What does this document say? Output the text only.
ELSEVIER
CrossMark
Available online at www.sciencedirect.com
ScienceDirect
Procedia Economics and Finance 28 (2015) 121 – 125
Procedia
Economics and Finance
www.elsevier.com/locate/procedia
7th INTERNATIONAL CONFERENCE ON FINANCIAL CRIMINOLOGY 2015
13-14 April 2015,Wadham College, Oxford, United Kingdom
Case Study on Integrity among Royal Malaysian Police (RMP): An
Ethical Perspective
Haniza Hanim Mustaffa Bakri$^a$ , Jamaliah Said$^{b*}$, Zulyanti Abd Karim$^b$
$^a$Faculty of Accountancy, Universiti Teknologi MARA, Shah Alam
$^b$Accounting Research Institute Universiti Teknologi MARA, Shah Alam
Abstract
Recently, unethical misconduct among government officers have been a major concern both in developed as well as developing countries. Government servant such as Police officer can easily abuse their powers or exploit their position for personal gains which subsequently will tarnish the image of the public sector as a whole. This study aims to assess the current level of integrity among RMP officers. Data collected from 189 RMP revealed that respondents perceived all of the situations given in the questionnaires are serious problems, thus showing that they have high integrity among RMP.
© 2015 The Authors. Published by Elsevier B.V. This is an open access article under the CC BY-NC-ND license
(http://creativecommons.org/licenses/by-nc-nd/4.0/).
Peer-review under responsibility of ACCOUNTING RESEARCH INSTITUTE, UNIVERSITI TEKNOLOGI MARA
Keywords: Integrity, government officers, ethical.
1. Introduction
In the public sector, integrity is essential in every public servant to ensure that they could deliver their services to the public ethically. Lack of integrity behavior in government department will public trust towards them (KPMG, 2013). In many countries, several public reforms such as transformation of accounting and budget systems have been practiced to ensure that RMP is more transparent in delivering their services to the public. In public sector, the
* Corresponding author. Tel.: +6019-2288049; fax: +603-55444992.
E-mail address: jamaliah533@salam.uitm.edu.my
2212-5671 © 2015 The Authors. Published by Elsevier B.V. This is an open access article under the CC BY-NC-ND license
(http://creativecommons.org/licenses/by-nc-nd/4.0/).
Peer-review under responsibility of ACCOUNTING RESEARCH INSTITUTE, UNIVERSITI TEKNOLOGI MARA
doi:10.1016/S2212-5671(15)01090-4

==============================

### Problem description
Each line of the listing should be copied exactly.

### Solution to this exercise
What does this document say? Output the text only.
ELSEVIER
CrossMark
Available online at www.sciencedirect.com
ScienceDirect
Procedia Economics and Finance 28 (2015) 121 – 125
Procedia
Economics and Finance
www.elsevier.com/locate/procedia
7th INTERNATIONAL CONFERENCE ON FINANCIAL CRIMINOLOGY 2015
13-14 April 2015,Wadham College, Oxford, United Kingdom
Case Study on Integrity among Royal Malaysian Police (RMP): An
Ethical Perspective
Haniza Hanim Mustaffa Bakri$^a$ , Jamaliah Said$^{b*}$, Zulyanti Abd Karim$^b$
$^a$Faculty of Accountancy, Universiti Teknologi MARA, Shah Alam
$^b$Accounting Research Institute Universiti Teknologi MARA, Shah Alam
Abstract
Recently, unethical misconduct among government officers have been a major concern both in developed as well as developing countries. Government servant such as Police officer can easily abuse their powers or exploit their position for personal gains which subsequently will tarnish the image of the public sector as a whole. This study aims to assess the current level of integrity among RMP officers. Data collected from 189 RMP revealed that respondents perceived all of the situations given in the questionnaires are serious problems, thus showing that they have high integrity among RMP.
© 2015 The Authors. Published by Elsevier B.V. This is an open access article under the CC BY-NC-ND license
(http://creativecommons.org/licenses/by-nc-nd/4.0/).
Peer-review under responsibility of ACCOUNTING RESEARCH INSTITUTE, UNIVERSITI TEKNOLOGI MARA
Keywords: Integrity, government officers, ethical.
1. Introduction
In the public sector, integrity is essential in every public servant to ensure that they could deliver their services to the public ethically. Lack of integrity behavior in government department will public trust towards them (KPMG, 2013). In many countries, several public reforms such as transformation of accounting and budget systems have been practiced to ensure that RMP is more transparent in delivering their services to the public. In public sector, the
* Corresponding author. Tel.: +6019-2288049; fax: +603-55444992.
E-mail address: jamaliah533@salam.uitm.edu.my
2212-5671 © 2015 The Authors. Published by Elsevier B.V. This is an open access article under the CC BY-NC-ND license
(http://creativecommons.org/licenses/by-nc-nd/4.0/).
Peer-review under responsibility of ACCOUNTING RESEARCH INSTITUTE, UNIVERSITI TEKNOLOGI MARA
doi:10.1016/S2212-5671(15)01090-4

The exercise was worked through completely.